### Challenge
Scan the entries below and extract each line with the word "Alexander" in it.
----- Data to process
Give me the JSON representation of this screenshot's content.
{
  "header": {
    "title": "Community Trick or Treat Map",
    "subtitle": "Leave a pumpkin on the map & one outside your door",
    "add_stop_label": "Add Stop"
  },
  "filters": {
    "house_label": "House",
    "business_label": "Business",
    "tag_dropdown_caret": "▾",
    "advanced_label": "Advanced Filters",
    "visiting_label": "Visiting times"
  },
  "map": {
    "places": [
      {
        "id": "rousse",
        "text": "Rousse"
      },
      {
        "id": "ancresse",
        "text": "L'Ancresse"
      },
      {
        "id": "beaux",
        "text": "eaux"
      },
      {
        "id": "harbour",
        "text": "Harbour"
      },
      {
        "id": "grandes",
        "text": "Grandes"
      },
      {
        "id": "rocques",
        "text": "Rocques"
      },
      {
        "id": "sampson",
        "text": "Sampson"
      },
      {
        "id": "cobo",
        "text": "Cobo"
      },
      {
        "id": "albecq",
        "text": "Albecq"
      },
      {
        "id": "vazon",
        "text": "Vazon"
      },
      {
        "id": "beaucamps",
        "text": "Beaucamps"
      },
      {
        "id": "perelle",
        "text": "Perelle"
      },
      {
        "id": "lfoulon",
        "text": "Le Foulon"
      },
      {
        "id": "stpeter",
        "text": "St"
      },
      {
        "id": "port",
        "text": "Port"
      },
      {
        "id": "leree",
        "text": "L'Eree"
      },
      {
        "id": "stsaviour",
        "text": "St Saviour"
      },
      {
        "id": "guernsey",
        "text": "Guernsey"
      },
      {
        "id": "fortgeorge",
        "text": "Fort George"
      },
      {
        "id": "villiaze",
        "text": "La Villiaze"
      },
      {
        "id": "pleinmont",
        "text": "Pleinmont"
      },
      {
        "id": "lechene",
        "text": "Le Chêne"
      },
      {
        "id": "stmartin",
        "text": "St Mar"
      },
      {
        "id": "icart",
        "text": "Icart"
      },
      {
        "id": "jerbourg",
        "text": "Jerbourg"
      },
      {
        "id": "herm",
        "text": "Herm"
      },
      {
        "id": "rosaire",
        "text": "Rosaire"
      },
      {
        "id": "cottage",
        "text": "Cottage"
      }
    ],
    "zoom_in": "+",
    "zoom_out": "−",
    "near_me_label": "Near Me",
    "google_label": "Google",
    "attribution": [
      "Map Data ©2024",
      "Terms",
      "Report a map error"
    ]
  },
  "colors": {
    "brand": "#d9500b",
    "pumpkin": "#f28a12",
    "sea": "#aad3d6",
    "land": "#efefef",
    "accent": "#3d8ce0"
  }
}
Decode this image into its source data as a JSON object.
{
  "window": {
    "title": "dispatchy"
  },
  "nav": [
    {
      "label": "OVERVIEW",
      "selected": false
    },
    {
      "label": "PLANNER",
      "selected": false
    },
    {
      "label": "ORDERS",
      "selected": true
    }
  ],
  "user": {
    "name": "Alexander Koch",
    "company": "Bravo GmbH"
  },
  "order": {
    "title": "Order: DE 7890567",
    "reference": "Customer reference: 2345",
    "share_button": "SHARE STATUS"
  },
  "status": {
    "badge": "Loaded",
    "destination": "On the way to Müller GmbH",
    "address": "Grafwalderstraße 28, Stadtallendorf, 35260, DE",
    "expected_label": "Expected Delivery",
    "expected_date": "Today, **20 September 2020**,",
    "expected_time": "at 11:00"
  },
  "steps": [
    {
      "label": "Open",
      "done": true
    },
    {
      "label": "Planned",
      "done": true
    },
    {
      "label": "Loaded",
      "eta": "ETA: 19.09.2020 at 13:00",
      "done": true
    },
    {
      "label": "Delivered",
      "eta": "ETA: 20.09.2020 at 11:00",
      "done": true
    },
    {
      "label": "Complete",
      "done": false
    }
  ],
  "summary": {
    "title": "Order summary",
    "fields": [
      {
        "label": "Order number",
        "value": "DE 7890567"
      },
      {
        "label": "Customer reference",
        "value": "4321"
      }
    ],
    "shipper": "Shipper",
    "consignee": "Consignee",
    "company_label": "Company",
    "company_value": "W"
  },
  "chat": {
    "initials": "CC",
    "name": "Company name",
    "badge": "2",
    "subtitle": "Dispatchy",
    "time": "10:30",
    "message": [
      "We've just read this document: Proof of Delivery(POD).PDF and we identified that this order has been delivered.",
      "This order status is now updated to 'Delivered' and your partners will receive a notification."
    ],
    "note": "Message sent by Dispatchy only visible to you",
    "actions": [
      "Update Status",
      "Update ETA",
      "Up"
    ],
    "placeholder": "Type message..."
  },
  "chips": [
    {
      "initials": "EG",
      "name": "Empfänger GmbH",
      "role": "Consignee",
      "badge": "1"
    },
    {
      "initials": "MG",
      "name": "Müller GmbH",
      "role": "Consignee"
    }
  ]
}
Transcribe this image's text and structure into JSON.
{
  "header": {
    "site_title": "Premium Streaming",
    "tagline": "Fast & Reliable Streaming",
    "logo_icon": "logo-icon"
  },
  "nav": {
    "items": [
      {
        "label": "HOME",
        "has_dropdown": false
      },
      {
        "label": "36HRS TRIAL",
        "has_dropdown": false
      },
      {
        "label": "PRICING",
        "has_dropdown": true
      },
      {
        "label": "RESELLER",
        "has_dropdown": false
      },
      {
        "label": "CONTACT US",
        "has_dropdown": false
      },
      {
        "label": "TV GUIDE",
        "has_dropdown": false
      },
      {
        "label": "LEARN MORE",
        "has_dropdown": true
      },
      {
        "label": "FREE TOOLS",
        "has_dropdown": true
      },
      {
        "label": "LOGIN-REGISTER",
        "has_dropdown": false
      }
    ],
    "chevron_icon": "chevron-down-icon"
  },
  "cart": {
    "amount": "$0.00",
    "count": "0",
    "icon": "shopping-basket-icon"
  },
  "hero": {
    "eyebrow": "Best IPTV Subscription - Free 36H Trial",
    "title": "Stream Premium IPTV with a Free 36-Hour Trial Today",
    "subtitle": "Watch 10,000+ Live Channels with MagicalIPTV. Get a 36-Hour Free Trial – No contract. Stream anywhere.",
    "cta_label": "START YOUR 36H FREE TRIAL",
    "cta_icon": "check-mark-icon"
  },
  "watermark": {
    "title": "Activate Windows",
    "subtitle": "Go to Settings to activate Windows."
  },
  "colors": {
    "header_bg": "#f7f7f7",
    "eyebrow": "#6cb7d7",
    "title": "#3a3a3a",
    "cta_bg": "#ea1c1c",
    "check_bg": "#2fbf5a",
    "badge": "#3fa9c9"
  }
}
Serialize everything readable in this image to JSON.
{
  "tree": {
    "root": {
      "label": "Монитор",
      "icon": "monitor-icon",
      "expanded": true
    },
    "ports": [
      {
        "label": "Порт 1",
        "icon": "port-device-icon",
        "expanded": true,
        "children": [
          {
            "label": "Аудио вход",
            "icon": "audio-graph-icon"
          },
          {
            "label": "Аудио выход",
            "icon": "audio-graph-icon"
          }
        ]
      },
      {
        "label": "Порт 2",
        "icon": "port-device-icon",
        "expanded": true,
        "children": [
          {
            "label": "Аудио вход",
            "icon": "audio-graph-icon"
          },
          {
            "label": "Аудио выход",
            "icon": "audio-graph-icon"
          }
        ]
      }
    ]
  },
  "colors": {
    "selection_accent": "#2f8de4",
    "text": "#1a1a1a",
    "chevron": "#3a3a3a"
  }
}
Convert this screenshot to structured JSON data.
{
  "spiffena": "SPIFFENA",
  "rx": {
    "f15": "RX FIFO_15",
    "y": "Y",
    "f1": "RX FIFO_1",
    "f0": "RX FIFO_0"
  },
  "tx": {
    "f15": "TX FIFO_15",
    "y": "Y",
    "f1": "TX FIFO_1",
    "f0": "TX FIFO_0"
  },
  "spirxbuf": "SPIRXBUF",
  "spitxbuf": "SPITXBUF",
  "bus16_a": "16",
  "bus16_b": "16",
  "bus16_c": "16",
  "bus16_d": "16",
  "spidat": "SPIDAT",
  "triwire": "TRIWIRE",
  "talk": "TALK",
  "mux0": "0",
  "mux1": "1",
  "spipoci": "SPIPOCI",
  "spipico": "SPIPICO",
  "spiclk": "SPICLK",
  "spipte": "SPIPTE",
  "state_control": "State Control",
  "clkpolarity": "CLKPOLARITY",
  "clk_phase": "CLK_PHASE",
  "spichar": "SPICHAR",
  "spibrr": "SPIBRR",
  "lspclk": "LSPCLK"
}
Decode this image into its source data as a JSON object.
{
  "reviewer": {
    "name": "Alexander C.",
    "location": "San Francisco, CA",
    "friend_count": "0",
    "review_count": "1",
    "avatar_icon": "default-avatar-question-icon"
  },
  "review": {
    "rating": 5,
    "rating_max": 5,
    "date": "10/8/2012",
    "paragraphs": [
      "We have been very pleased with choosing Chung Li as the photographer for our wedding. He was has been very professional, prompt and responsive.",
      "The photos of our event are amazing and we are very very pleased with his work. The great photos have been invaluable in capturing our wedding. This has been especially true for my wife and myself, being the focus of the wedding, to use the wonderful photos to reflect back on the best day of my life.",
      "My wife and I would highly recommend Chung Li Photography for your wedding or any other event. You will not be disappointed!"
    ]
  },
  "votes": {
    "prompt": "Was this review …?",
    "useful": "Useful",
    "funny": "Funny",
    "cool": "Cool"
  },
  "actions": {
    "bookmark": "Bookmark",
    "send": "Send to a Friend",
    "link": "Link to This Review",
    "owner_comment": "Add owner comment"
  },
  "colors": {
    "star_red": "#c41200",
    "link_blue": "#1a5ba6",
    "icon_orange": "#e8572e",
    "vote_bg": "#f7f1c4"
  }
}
----------
### Complete response
    "name": "Alexander Koch",
    "name": "Alexander C.",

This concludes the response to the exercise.